> [Dataset excerpts]:
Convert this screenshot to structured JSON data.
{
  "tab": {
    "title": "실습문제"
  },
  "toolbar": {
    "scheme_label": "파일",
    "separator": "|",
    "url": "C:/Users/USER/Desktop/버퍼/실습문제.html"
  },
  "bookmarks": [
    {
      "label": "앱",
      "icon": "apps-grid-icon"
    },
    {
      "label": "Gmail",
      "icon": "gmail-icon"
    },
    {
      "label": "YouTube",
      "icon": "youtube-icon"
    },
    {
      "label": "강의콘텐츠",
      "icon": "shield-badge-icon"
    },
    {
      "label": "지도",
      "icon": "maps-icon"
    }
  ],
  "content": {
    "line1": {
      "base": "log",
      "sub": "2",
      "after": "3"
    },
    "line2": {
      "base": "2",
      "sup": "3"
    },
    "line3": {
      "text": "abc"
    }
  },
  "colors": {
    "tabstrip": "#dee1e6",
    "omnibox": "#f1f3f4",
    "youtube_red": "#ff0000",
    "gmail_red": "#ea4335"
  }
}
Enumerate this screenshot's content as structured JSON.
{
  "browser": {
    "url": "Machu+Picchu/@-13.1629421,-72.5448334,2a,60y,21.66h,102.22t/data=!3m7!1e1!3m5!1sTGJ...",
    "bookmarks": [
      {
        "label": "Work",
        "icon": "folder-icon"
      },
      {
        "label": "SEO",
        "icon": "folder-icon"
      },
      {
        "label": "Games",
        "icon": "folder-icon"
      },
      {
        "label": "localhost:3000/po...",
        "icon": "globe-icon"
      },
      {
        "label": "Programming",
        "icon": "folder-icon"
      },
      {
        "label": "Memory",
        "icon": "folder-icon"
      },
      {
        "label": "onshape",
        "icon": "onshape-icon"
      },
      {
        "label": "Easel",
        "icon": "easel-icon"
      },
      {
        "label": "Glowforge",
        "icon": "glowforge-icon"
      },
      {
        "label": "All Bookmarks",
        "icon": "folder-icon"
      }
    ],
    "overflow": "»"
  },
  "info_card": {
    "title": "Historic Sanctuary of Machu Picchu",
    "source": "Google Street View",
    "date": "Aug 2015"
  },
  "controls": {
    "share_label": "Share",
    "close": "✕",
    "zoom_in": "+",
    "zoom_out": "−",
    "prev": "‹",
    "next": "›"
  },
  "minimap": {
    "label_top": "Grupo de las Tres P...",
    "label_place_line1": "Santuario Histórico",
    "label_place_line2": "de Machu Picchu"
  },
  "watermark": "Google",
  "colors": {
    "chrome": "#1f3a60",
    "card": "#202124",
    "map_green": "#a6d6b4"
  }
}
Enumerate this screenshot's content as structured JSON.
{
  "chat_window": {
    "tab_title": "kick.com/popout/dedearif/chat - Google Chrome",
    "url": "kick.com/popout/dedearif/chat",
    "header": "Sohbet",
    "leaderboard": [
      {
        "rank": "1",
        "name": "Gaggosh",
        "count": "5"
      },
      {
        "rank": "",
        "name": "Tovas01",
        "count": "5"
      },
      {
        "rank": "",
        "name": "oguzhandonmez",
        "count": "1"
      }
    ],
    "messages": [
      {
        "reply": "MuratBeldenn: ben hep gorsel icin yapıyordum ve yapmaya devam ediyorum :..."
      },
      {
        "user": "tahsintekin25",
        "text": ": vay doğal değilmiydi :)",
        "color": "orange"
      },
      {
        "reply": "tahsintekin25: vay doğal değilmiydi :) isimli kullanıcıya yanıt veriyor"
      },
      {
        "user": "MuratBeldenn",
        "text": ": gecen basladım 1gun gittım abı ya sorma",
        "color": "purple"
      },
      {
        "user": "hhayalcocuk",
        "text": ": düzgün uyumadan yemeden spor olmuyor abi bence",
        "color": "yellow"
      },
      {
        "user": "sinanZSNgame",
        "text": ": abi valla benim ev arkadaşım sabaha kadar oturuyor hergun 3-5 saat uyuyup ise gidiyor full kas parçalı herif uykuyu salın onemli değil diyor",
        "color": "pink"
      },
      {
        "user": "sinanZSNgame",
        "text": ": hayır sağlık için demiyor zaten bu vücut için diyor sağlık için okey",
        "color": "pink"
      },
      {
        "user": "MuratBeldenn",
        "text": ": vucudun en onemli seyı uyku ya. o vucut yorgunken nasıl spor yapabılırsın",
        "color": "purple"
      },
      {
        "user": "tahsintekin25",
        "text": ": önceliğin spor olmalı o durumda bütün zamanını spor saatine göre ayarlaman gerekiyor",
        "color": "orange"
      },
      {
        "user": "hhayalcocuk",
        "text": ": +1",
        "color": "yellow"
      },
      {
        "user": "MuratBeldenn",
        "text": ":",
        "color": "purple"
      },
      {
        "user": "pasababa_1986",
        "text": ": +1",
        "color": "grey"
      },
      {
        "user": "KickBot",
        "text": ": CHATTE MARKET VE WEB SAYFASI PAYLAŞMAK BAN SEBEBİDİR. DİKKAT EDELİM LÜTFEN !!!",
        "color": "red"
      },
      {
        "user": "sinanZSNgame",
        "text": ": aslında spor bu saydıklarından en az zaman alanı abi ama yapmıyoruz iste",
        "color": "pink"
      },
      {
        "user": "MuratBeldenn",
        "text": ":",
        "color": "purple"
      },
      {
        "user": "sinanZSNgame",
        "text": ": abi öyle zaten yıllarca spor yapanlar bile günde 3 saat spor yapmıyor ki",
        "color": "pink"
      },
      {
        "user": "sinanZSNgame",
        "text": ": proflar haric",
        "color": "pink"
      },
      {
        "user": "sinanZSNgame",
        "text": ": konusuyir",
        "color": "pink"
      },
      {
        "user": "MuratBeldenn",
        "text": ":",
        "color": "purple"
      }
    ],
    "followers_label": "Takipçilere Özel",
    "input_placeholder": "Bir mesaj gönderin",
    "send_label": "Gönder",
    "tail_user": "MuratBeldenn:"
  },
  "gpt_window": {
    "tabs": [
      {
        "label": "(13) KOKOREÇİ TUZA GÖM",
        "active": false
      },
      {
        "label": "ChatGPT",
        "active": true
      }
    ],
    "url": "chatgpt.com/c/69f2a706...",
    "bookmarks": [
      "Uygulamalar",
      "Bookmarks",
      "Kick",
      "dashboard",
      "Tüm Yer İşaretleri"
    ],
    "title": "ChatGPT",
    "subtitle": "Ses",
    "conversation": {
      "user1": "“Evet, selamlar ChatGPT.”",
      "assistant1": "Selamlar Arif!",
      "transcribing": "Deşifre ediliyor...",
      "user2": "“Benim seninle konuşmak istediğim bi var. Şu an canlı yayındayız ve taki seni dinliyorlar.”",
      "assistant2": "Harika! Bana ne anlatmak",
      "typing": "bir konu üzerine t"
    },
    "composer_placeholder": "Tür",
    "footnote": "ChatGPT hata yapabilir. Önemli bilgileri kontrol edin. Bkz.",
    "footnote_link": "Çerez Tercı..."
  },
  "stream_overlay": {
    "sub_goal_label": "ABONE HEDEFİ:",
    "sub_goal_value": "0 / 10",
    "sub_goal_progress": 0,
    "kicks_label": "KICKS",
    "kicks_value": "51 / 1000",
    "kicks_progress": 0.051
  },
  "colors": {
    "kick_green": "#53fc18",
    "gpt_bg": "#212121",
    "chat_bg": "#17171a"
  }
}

> [Directions for this task]: Your task is to print the whole listing again exactly.

> [Written solution]:
Convert this screenshot to structured JSON data.
{
  "tab": {
    "title": "실습문제"
  },
  "toolbar": {
    "scheme_label": "파일",
    "separator": "|",
    "url": "C:/Users/USER/Desktop/버퍼/실습문제.html"
  },
  "bookmarks": [
    {
      "label": "앱",
      "icon": "apps-grid-icon"
    },
    {
      "label": "Gmail",
      "icon": "gmail-icon"
    },
    {
      "label": "YouTube",
      "icon": "youtube-icon"
    },
    {
      "label": "강의콘텐츠",
      "icon": "shield-badge-icon"
    },
    {
      "label": "지도",
      "icon": "maps-icon"
    }
  ],
  "content": {
    "line1": {
      "base": "log",
      "sub": "2",
      "after": "3"
    },
    "line2": {
      "base": "2",
      "sup": "3"
    },
    "line3": {
      "text": "abc"
    }
  },
  "colors": {
    "tabstrip": "#dee1e6",
    "omnibox": "#f1f3f4",
    "youtube_red": "#ff0000",
    "gmail_red": "#ea4335"
  }
}
Enumerate this screenshot's content as structured JSON.
{
  "browser": {
    "url": "Machu+Picchu/@-13.1629421,-72.5448334,2a,60y,21.66h,102.22t/data=!3m7!1e1!3m5!1sTGJ...",
    "bookmarks": [
      {
        "label": "Work",
        "icon": "folder-icon"
      },
      {
        "label": "SEO",
        "icon": "folder-icon"
      },
      {
        "label": "Games",
        "icon": "folder-icon"
      },
      {
        "label": "localhost:3000/po...",
        "icon": "globe-icon"
      },
      {
        "label": "Programming",
        "icon": "folder-icon"
      },
      {
        "label": "Memory",
        "icon": "folder-icon"
      },
      {
        "label": "onshape",
        "icon": "onshape-icon"
      },
      {
        "label": "Easel",
        "icon": "easel-icon"
      },
      {
        "label": "Glowforge",
        "icon": "glowforge-icon"
      },
      {
        "label": "All Bookmarks",
        "icon": "folder-icon"
      }
    ],
    "overflow": "»"
  },
  "info_card": {
    "title": "Historic Sanctuary of Machu Picchu",
    "source": "Google Street View",
    "date": "Aug 2015"
  },
  "controls": {
    "share_label": "Share",
    "close": "✕",
    "zoom_in": "+",
    "zoom_out": "−",
    "prev": "‹",
    "next": "›"
  },
  "minimap": {
    "label_top": "Grupo de las Tres P...",
    "label_place_line1": "Santuario Histórico",
    "label_place_line2": "de Machu Picchu"
  },
  "watermark": "Google",
  "colors": {
    "chrome": "#1f3a60",
    "card": "#202124",
    "map_green": "#a6d6b4"
  }
}
Enumerate this screenshot's content as structured JSON.
{
  "chat_window": {
    "tab_title": "kick.com/popout/dedearif/chat - Google Chrome",
    "url": "kick.com/popout/dedearif/chat",
    "header": "Sohbet",
    "leaderboard": [
      {
        "rank": "1",
        "name": "Gaggosh",
        "count": "5"
      },
      {
        "rank": "",
        "name": "Tovas01",
        "count": "5"
      },
      {
        "rank": "",
        "name": "oguzhandonmez",
        "count": "1"
      }
    ],
    "messages": [
      {
        "reply": "MuratBeldenn: ben hep gorsel icin yapıyordum ve yapmaya devam ediyorum :..."
      },
      {
        "user": "tahsintekin25",
        "text": ": vay doğal değilmiydi :)",
        "color": "orange"
      },
      {
        "reply": "tahsintekin25: vay doğal değilmiydi :) isimli kullanıcıya yanıt veriyor"
      },
      {
        "user": "MuratBeldenn",
        "text": ": gecen basladım 1gun gittım abı ya sorma",
        "color": "purple"
      },
      {
        "user": "hhayalcocuk",
        "text": ": düzgün uyumadan yemeden spor olmuyor abi bence",
        "color": "yellow"
      },
      {
        "user": "sinanZSNgame",
        "text": ": abi valla benim ev arkadaşım sabaha kadar oturuyor hergun 3-5 saat uyuyup ise gidiyor full kas parçalı herif uykuyu salın onemli değil diyor",
        "color": "pink"
      },
      {
        "user": "sinanZSNgame",
        "text": ": hayır sağlık için demiyor zaten bu vücut için diyor sağlık için okey",
        "color": "pink"
      },
      {
        "user": "MuratBeldenn",
        "text": ": vucudun en onemli seyı uyku ya. o vucut yorgunken nasıl spor yapabılırsın",
        "color": "purple"
      },
      {
        "user": "tahsintekin25",
        "text": ": önceliğin spor olmalı o durumda bütün zamanını spor saatine göre ayarlaman gerekiyor",
        "color": "orange"
      },
      {
        "user": "hhayalcocuk",
        "text": ": +1",
        "color": "yellow"
      },
      {
        "user": "MuratBeldenn",
        "text": ":",
        "color": "purple"
      },
      {
        "user": "pasababa_1986",
        "text": ": +1",
        "color": "grey"
      },
      {
        "user": "KickBot",
        "text": ": CHATTE MARKET VE WEB SAYFASI PAYLAŞMAK BAN SEBEBİDİR. DİKKAT EDELİM LÜTFEN !!!",
        "color": "red"
      },
      {
        "user": "sinanZSNgame",
        "text": ": aslında spor bu saydıklarından en az zaman alanı abi ama yapmıyoruz iste",
        "color": "pink"
      },
      {
        "user": "MuratBeldenn",
        "text": ":",
        "color": "purple"
      },
      {
        "user": "sinanZSNgame",
        "text": ": abi öyle zaten yıllarca spor yapanlar bile günde 3 saat spor yapmıyor ki",
        "color": "pink"
      },
      {
        "user": "sinanZSNgame",
        "text": ": proflar haric",
        "color": "pink"
      },
      {
        "user": "sinanZSNgame",
        "text": ": konusuyir",
        "color": "pink"
      },
      {
        "user": "MuratBeldenn",
        "text": ":",
        "color": "purple"
      }
    ],
    "followers_label": "Takipçilere Özel",
    "input_placeholder": "Bir mesaj gönderin",
    "send_label": "Gönder",
    "tail_user": "MuratBeldenn:"
  },
  "gpt_window": {
    "tabs": [
      {
        "label": "(13) KOKOREÇİ TUZA GÖM",
        "active": false
      },
      {
        "label": "ChatGPT",
        "active": true
      }
    ],
    "url": "chatgpt.com/c/69f2a706...",
    "bookmarks": [
      "Uygulamalar",
      "Bookmarks",
      "Kick",
      "dashboard",
      "Tüm Yer İşaretleri"
    ],
    "title": "ChatGPT",
    "subtitle": "Ses",
    "conversation": {
      "user1": "“Evet, selamlar ChatGPT.”",
      "assistant1": "Selamlar Arif!",
      "transcribing": "Deşifre ediliyor...",
      "user2": "“Benim seninle konuşmak istediğim bi var. Şu an canlı yayındayız ve taki seni dinliyorlar.”",
      "assistant2": "Harika! Bana ne anlatmak",
      "typing": "bir konu üzerine t"
    },
    "composer_placeholder": "Tür",
    "footnote": "ChatGPT hata yapabilir. Önemli bilgileri kontrol edin. Bkz.",
    "footnote_link": "Çerez Tercı..."
  },
  "stream_overlay": {
    "sub_goal_label": "ABONE HEDEFİ:",
    "sub_goal_value": "0 / 10",
    "sub_goal_progress": 0,
    "kicks_label": "KICKS",
    "kicks_value": "51 / 1000",
    "kicks_progress": 0.051
  },
  "colors": {
    "kick_green": "#53fc18",
    "gpt_bg": "#212121",
    "chat_bg": "#17171a"
  }
}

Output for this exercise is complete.